OBJECTIVE » Restate each of the lines below word for word and drop every picture.

[Extracted data entries]

::::

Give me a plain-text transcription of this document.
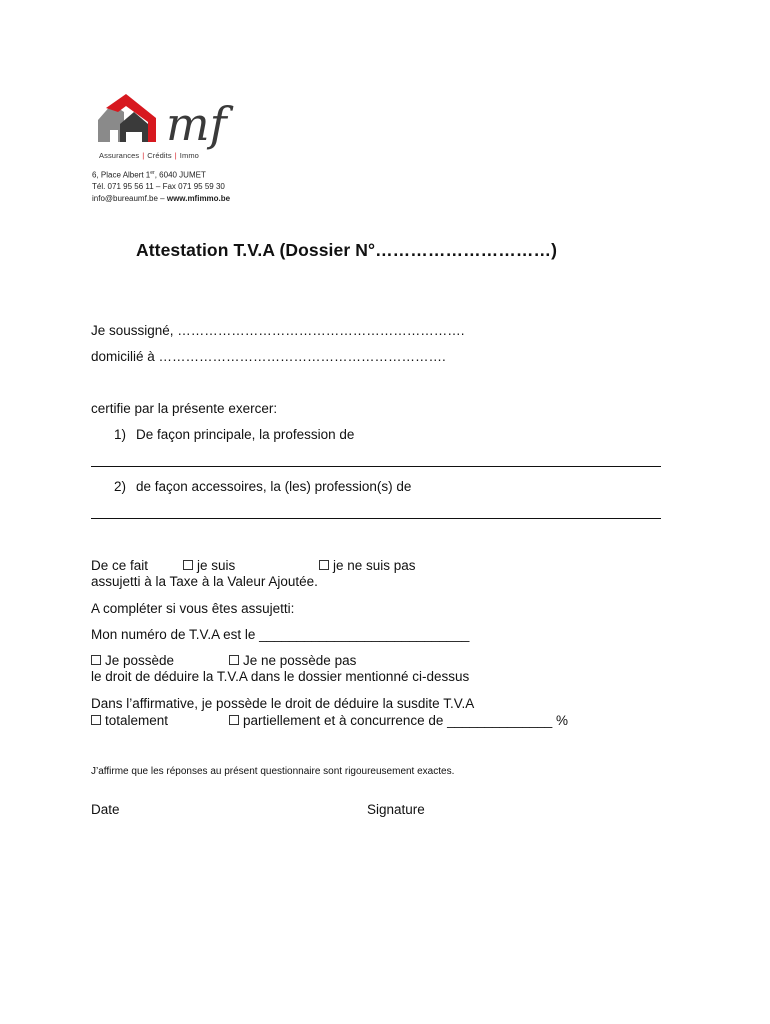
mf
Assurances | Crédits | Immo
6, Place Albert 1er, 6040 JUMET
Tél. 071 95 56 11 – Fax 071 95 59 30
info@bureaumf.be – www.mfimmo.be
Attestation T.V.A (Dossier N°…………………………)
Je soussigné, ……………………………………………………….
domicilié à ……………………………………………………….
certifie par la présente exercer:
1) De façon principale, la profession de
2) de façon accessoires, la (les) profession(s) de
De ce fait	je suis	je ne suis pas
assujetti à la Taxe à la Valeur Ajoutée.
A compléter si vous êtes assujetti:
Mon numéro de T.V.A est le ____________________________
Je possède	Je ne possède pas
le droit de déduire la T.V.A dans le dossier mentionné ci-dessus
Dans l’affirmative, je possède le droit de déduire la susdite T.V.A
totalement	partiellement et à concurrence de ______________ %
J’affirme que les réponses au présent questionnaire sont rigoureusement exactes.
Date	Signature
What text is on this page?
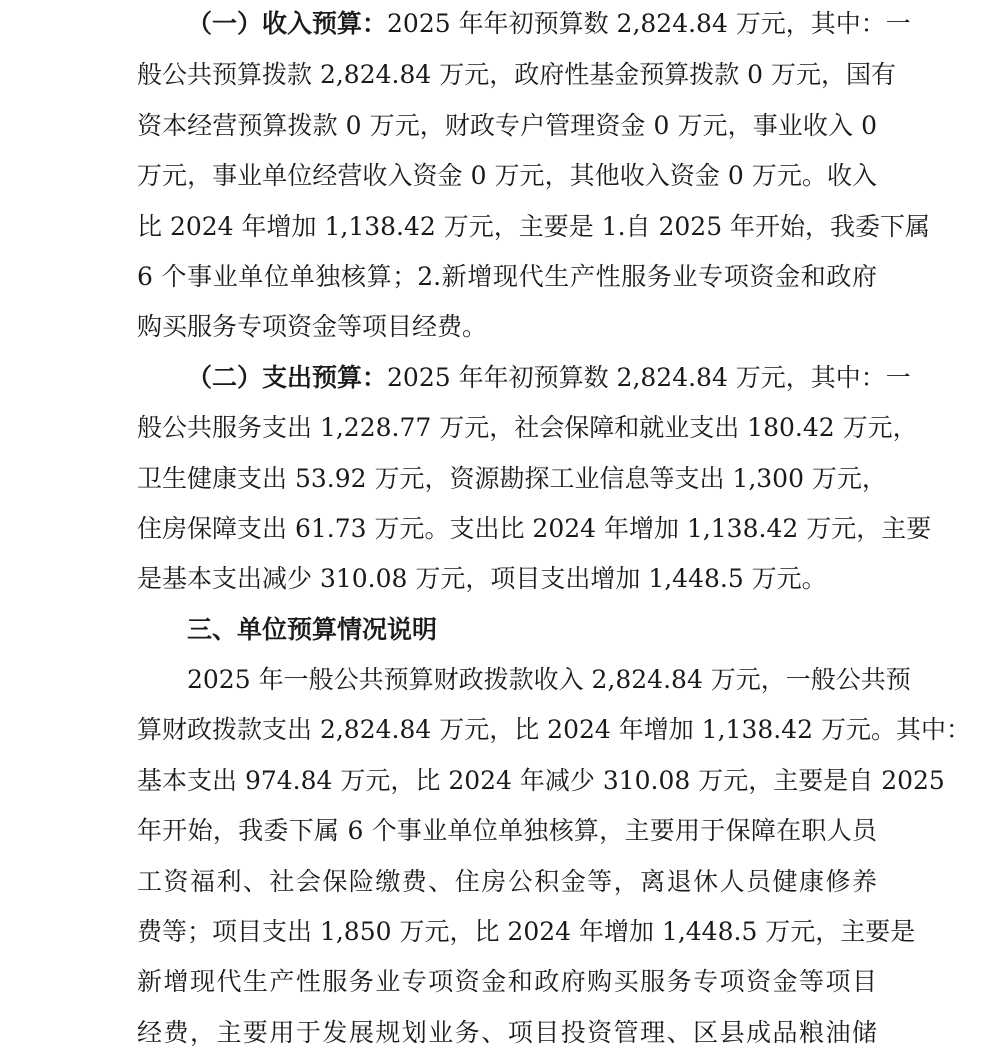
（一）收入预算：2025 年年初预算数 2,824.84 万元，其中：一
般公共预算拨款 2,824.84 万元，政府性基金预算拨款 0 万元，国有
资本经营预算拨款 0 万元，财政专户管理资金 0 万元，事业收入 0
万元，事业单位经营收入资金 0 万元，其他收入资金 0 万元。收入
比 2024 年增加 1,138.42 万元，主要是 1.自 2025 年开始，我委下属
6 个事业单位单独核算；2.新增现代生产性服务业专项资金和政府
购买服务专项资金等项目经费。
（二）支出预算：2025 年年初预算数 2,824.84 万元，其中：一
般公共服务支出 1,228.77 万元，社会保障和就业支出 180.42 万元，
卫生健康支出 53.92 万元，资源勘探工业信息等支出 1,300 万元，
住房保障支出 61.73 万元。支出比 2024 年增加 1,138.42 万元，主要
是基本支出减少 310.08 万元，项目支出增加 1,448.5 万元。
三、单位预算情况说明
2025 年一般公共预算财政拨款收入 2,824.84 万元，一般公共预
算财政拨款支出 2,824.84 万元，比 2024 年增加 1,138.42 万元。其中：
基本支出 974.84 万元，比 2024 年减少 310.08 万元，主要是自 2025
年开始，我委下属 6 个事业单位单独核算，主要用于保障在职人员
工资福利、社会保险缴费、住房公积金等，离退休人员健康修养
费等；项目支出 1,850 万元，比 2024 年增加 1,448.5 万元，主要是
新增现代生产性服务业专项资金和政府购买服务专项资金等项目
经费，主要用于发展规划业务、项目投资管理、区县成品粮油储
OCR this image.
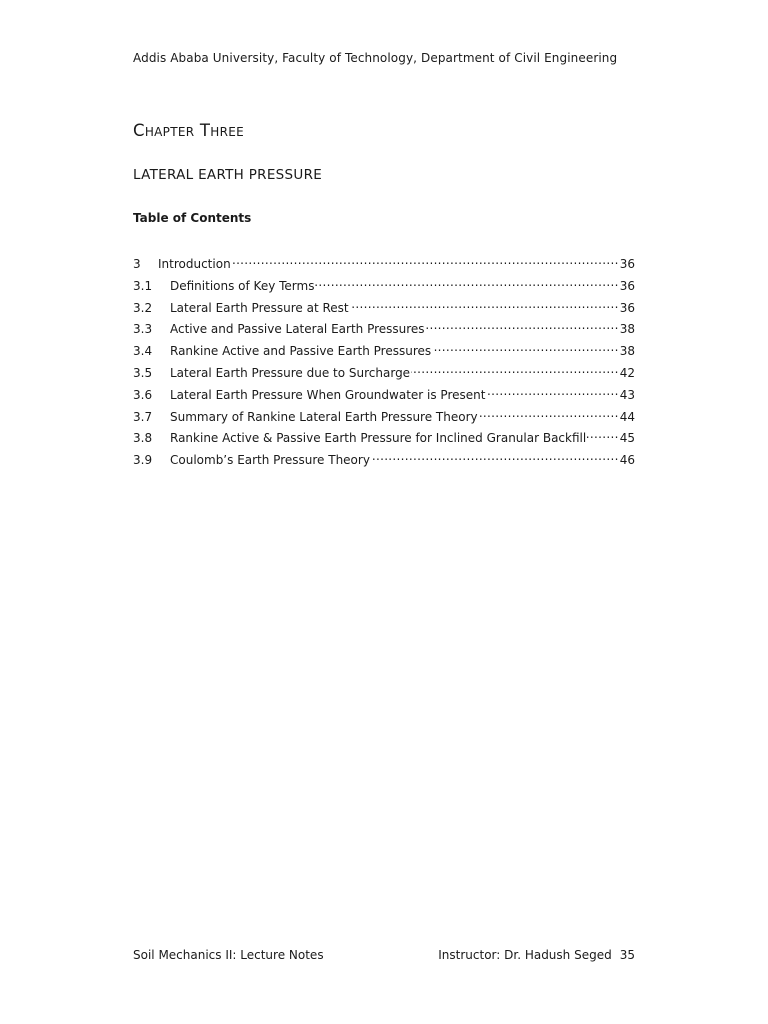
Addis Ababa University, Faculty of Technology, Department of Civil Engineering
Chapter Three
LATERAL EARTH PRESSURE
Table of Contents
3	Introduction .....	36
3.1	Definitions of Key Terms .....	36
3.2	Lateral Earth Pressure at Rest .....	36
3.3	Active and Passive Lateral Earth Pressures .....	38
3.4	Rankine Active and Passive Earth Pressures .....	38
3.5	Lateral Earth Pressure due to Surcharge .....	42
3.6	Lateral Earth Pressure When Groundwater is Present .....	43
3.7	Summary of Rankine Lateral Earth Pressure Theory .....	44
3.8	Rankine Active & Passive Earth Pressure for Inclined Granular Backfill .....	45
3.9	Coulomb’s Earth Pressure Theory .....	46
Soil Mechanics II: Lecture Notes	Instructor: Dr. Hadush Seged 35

::::

RESPONSE TO THIS TASK »
Give me a plain-text transcription of this document.
mf
Assurances | Crédits | Immo
6, Place Albert 1er, 6040 JUMET
Tél. 071 95 56 11 – Fax 071 95 59 30
info@bureaumf.be – www.mfimmo.be
Attestation T.V.A (Dossier N°…………………………)
Je soussigné, ……………………………………………………….
domicilié à ……………………………………………………….
certifie par la présente exercer:
1) De façon principale, la profession de
2) de façon accessoires, la (les) profession(s) de
De ce fait	je suis	je ne suis pas
assujetti à la Taxe à la Valeur Ajoutée.
A compléter si vous êtes assujetti:
Mon numéro de T.V.A est le ____________________________
Je possède	Je ne possède pas
le droit de déduire la T.V.A dans le dossier mentionné ci-dessus
Dans l’affirmative, je possède le droit de déduire la susdite T.V.A
totalement	partiellement et à concurrence de ______________ %
J’affirme que les réponses au présent questionnaire sont rigoureusement exactes.
Date	Signature
What text is on this page?
（一）收入预算：2025 年年初预算数 2,824.84 万元，其中：一
般公共预算拨款 2,824.84 万元，政府性基金预算拨款 0 万元，国有
资本经营预算拨款 0 万元，财政专户管理资金 0 万元，事业收入 0
万元，事业单位经营收入资金 0 万元，其他收入资金 0 万元。收入
比 2024 年增加 1,138.42 万元，主要是 1.自 2025 年开始，我委下属
6 个事业单位单独核算；2.新增现代生产性服务业专项资金和政府
购买服务专项资金等项目经费。
（二）支出预算：2025 年年初预算数 2,824.84 万元，其中：一
般公共服务支出 1,228.77 万元，社会保障和就业支出 180.42 万元，
卫生健康支出 53.92 万元，资源勘探工业信息等支出 1,300 万元，
住房保障支出 61.73 万元。支出比 2024 年增加 1,138.42 万元，主要
是基本支出减少 310.08 万元，项目支出增加 1,448.5 万元。
三、单位预算情况说明
2025 年一般公共预算财政拨款收入 2,824.84 万元，一般公共预
算财政拨款支出 2,824.84 万元，比 2024 年增加 1,138.42 万元。其中：
基本支出 974.84 万元，比 2024 年减少 310.08 万元，主要是自 2025
年开始，我委下属 6 个事业单位单独核算，主要用于保障在职人员
工资福利、社会保险缴费、住房公积金等，离退休人员健康修养
费等；项目支出 1,850 万元，比 2024 年增加 1,448.5 万元，主要是
新增现代生产性服务业专项资金和政府购买服务专项资金等项目
经费，主要用于发展规划业务、项目投资管理、区县成品粮油储
OCR this image.
Addis Ababa University, Faculty of Technology, Department of Civil Engineering
Chapter Three
LATERAL EARTH PRESSURE
Table of Contents
3	Introduction .....	36
3.1	Definitions of Key Terms .....	36
3.2	Lateral Earth Pressure at Rest .....	36
3.3	Active and Passive Lateral Earth Pressures .....	38
3.4	Rankine Active and Passive Earth Pressures .....	38
3.5	Lateral Earth Pressure due to Surcharge .....	42
3.6	Lateral Earth Pressure When Groundwater is Present .....	43
3.7	Summary of Rankine Lateral Earth Pressure Theory .....	44
3.8	Rankine Active & Passive Earth Pressure for Inclined Granular Backfill .....	45
3.9	Coulomb’s Earth Pressure Theory .....	46
Soil Mechanics II: Lecture Notes	Instructor: Dr. Hadush Seged 35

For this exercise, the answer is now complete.